Instruction: Return all of the data exactly as given.

Source material:

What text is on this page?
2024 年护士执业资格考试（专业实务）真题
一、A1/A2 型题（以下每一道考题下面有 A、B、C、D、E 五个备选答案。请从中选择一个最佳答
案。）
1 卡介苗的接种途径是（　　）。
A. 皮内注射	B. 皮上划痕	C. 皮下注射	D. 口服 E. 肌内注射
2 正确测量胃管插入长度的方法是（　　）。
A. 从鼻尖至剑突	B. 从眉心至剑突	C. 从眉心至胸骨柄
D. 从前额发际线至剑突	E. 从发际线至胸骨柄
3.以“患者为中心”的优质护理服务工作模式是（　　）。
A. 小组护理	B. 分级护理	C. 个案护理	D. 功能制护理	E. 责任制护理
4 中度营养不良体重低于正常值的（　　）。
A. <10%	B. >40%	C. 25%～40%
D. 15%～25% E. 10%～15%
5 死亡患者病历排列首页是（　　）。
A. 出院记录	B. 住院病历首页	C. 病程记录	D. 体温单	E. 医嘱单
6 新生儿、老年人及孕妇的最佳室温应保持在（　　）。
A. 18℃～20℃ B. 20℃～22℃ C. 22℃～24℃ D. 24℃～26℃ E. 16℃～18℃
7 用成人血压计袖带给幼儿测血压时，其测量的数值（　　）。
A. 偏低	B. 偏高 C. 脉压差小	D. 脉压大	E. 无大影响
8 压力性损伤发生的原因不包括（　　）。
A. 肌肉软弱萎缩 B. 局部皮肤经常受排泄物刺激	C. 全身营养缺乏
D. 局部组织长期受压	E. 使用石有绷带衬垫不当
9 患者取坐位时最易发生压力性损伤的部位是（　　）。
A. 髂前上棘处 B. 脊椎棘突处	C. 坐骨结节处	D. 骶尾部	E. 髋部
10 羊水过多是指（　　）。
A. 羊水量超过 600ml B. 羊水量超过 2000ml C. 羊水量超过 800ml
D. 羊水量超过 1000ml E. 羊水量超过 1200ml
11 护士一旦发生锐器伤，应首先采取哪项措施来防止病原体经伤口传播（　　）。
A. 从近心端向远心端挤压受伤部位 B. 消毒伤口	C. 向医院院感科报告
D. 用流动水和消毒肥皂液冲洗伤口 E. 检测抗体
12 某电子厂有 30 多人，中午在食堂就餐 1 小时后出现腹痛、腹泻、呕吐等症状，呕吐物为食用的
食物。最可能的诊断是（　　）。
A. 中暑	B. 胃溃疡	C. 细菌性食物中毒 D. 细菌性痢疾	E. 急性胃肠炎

Answer in full:
What text is on this page?
2024 年护士执业资格考试（专业实务）真题
一、A1/A2 型题（以下每一道考题下面有 A、B、C、D、E 五个备选答案。请从中选择一个最佳答
案。）
1 卡介苗的接种途径是（　　）。
A. 皮内注射	B. 皮上划痕	C. 皮下注射	D. 口服 E. 肌内注射
2 正确测量胃管插入长度的方法是（　　）。
A. 从鼻尖至剑突	B. 从眉心至剑突	C. 从眉心至胸骨柄
D. 从前额发际线至剑突	E. 从发际线至胸骨柄
3.以“患者为中心”的优质护理服务工作模式是（　　）。
A. 小组护理	B. 分级护理	C. 个案护理	D. 功能制护理	E. 责任制护理
4 中度营养不良体重低于正常值的（　　）。
A. <10%	B. >40%	C. 25%～40%
D. 15%～25% E. 10%～15%
5 死亡患者病历排列首页是（　　）。
A. 出院记录	B. 住院病历首页	C. 病程记录	D. 体温单	E. 医嘱单
6 新生儿、老年人及孕妇的最佳室温应保持在（　　）。
A. 18℃～20℃ B. 20℃～22℃ C. 22℃～24℃ D. 24℃～26℃ E. 16℃～18℃
7 用成人血压计袖带给幼儿测血压时，其测量的数值（　　）。
A. 偏低	B. 偏高 C. 脉压差小	D. 脉压大	E. 无大影响
8 压力性损伤发生的原因不包括（　　）。
A. 肌肉软弱萎缩 B. 局部皮肤经常受排泄物刺激	C. 全身营养缺乏
D. 局部组织长期受压	E. 使用石有绷带衬垫不当
9 患者取坐位时最易发生压力性损伤的部位是（　　）。
A. 髂前上棘处 B. 脊椎棘突处	C. 坐骨结节处	D. 骶尾部	E. 髋部
10 羊水过多是指（　　）。
A. 羊水量超过 600ml B. 羊水量超过 2000ml C. 羊水量超过 800ml
D. 羊水量超过 1000ml E. 羊水量超过 1200ml
11 护士一旦发生锐器伤，应首先采取哪项措施来防止病原体经伤口传播（　　）。
A. 从近心端向远心端挤压受伤部位 B. 消毒伤口	C. 向医院院感科报告
D. 用流动水和消毒肥皂液冲洗伤口 E. 检测抗体
12 某电子厂有 30 多人，中午在食堂就餐 1 小时后出现腹痛、腹泻、呕吐等症状，呕吐物为食用的
食物。最可能的诊断是（　　）。
A. 中暑	B. 胃溃疡	C. 细菌性食物中毒 D. 细菌性痢疾	E. 急性胃肠炎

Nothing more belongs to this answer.